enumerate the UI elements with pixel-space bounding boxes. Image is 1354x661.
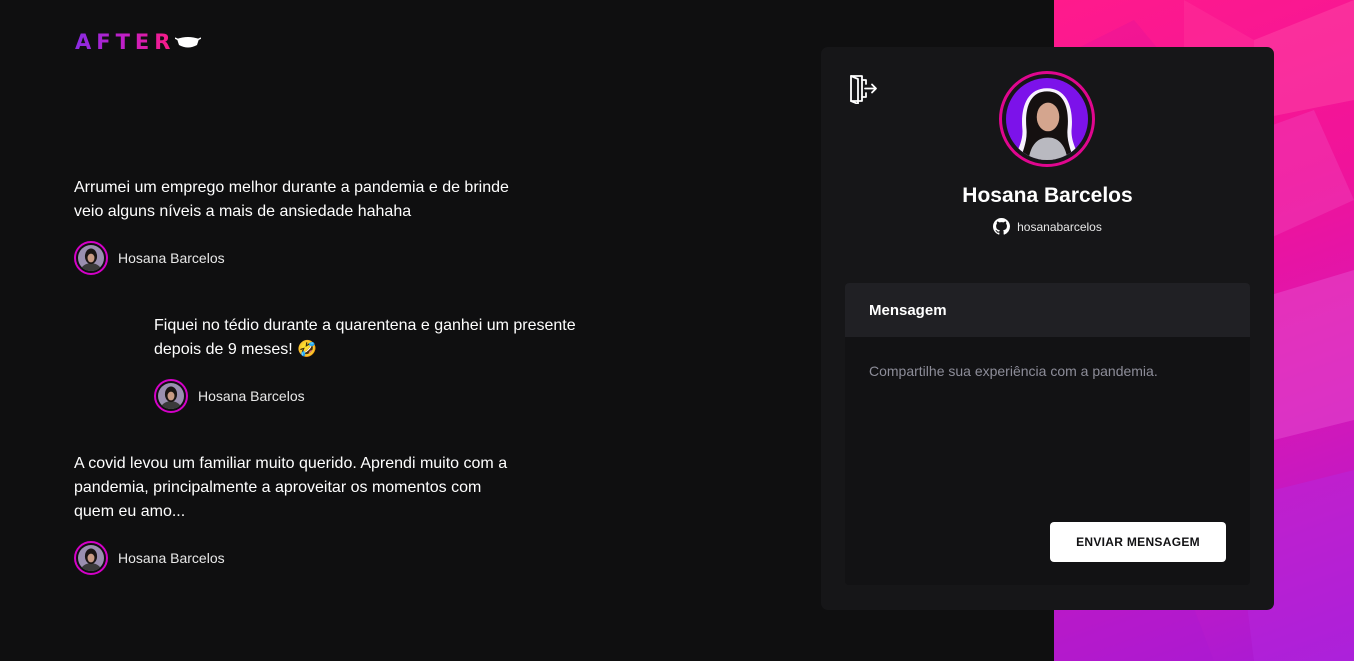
post-text-line: Fiquei no tédio durante a quarentena e g… [154,317,576,334]
post-item: A covid levou um familiar muito querido.… [74,452,507,575]
post-author: Hosana Barcelos [74,241,509,275]
message-form-title: Mensagem [845,283,1250,337]
post-text: Fiquei no tédio durante a quarentena e g… [154,314,576,362]
author-name: Hosana Barcelos [198,388,305,404]
post-text: Arrumei um emprego melhor durante a pand… [74,176,509,224]
post-text-line: Arrumei um emprego melhor durante a pand… [74,179,509,196]
logo-text: AFTER [75,30,176,54]
sign-out-icon[interactable] [848,74,878,104]
post-text-line: depois de 9 meses! 🤣 [154,341,318,358]
post-item: Arrumei um emprego melhor durante a pand… [74,176,509,275]
profile-card: Hosana Barcelos hosanabarcelos Mensagem … [821,47,1274,610]
post-text-line: veio alguns níveis a mais de ansiedade h… [74,203,412,220]
send-message-button[interactable]: ENVIAR MENSAGEM [1050,522,1226,562]
profile-name: Hosana Barcelos [962,184,1133,207]
post-text-line: pandemia, principalmente a aproveitar os… [74,479,482,496]
message-form: Mensagem ENVIAR MENSAGEM [845,283,1250,585]
message-textarea[interactable] [845,337,1250,507]
post-text: A covid levou um familiar muito querido.… [74,452,507,524]
author-name: Hosana Barcelos [118,250,225,266]
github-link[interactable]: hosanabarcelos [821,218,1274,235]
post-text-line: A covid levou um familiar muito querido.… [74,455,508,472]
face-mask-icon [175,37,202,48]
avatar [74,541,108,575]
post-author: Hosana Barcelos [154,379,576,413]
post-author: Hosana Barcelos [74,541,507,575]
post-text-line: quem eu amo... [74,503,186,520]
author-name: Hosana Barcelos [118,550,225,566]
post-item: Fiquei no tédio durante a quarentena e g… [154,314,576,413]
app-logo[interactable]: AFTER [75,30,202,54]
avatar [154,379,188,413]
github-handle: hosanabarcelos [1017,219,1102,234]
github-icon [993,218,1011,235]
profile-avatar [999,71,1095,167]
avatar [74,241,108,275]
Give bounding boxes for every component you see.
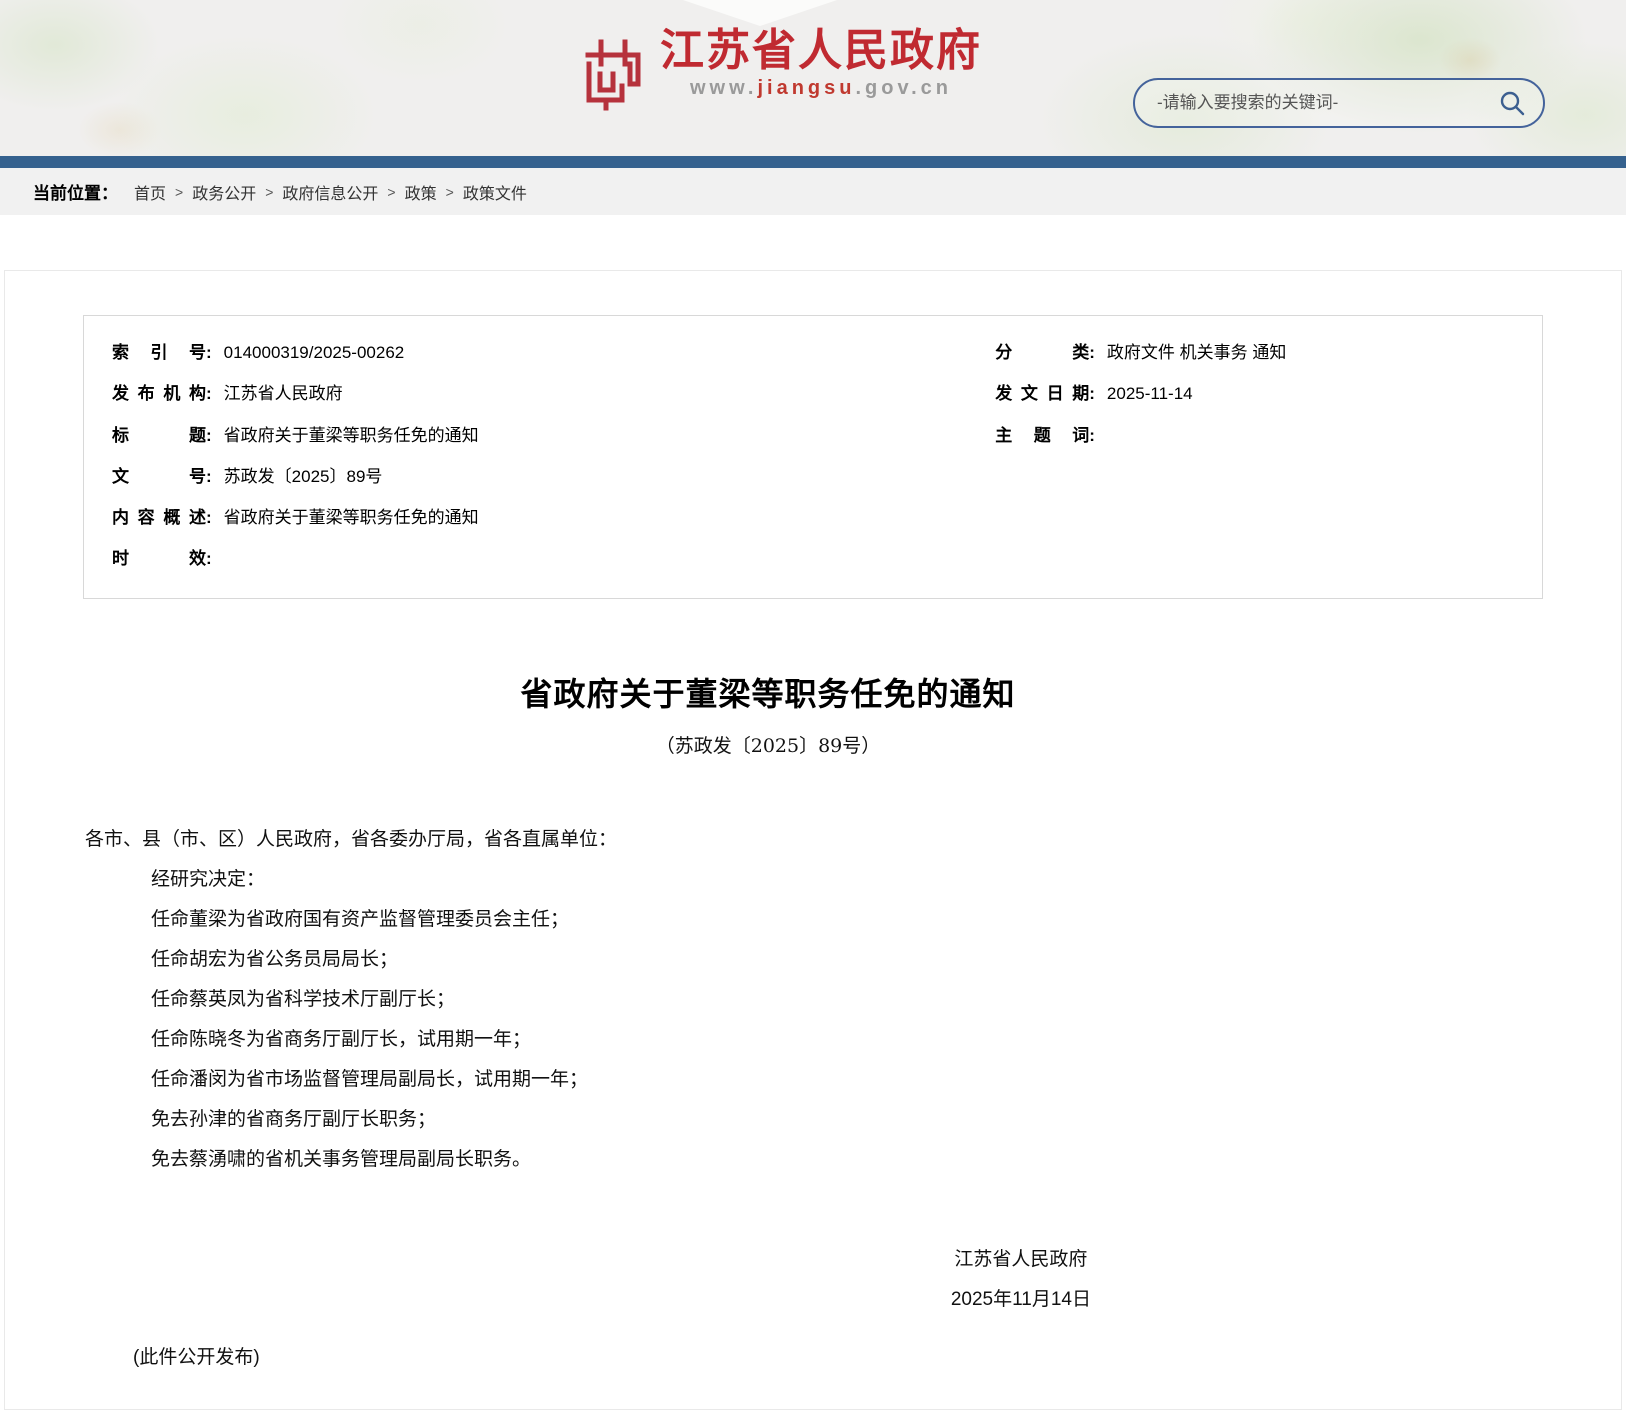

+ + +

Turn every line of the items above into a JSON list of strings, one string per line, with blank lines left out. Leave the pictures out of the answer.

[
  "enumerate the UI elements with pixel-space bounding boxes. Image is 1354x661.",
  "post-text-line: Fiquei no tédio durante a quarentena e g… [154,317,576,334]",
  "post-item: A covid levou um familiar muito querido.… [74,452,507,575]",
  "post-author: Hosana Barcelos [74,241,509,275]",
  "message-form-title: Mensagem [845,283,1250,337]",
  "post-text: Fiquei no tédio durante a quarentena e g… [154,314,576,362]",
  "author-name: Hosana Barcelos [198,388,305,404]",
  "post-text: Arrumei um emprego melhor durante a pand… [74,176,509,224]",
  "post-text-line: Arrumei um emprego melhor durante a pand… [74,179,509,196]",
  "logo-text: AFTER [75,30,176,54]",
  "sign-out-icon[interactable] [848,74,878,104]",
  "post-text-line: depois de 9 meses! 🤣 [154,341,318,358]",
  "post-item: Arrumei um emprego melhor durante a pand… [74,176,509,275]",
  "profile-card: Hosana Barcelos hosanabarcelos Mensagem … [821,47,1274,610]",
  "post-text-line: veio alguns níveis a mais de ansiedade h… [74,203,412,220]",
  "send-message-button[interactable]: ENVIAR MENSAGEM [1050,522,1226,562]",
  "profile-name: Hosana Barcelos [962,184,1133,207]",
  "post-text-line: pandemia, principalmente a aproveitar os… [74,479,482,496]",
  "message-form: Mensagem ENVIAR MENSAGEM [845,283,1250,585]",
  "message-textarea[interactable] [845,337,1250,507]",
  "post-text: A covid levou um familiar muito querido.… [74,452,507,524]",
  "author-name: Hosana Barcelos [118,250,225,266]",
  "github-link[interactable]: hosanabarcelos [821,218,1274,235]",
  "post-text-line: A covid levou um familiar muito querido.… [74,455,508,472]",
  "face-mask-icon [175,37,202,48]",
  "avatar [74,541,108,575]",
  "post-author: Hosana Barcelos [154,379,576,413]",
  "post-author: Hosana Barcelos [74,541,507,575]",
  "post-text-line: quem eu amo... [74,503,186,520]",
  "author-name: Hosana Barcelos [118,550,225,566]",
  "post-item: Fiquei no tédio durante a quarentena e g… [154,314,576,413]",
  "app-logo[interactable]: AFTER [75,30,202,54]",
  "avatar [154,379,188,413]",
  "github-handle: hosanabarcelos [1017,219,1102,234]",
  "github-icon [993,218,1011,235]",
  "profile-avatar [999,71,1095,167]",
  "avatar [74,241,108,275]",
  "Give bounding boxes for every component you see."
]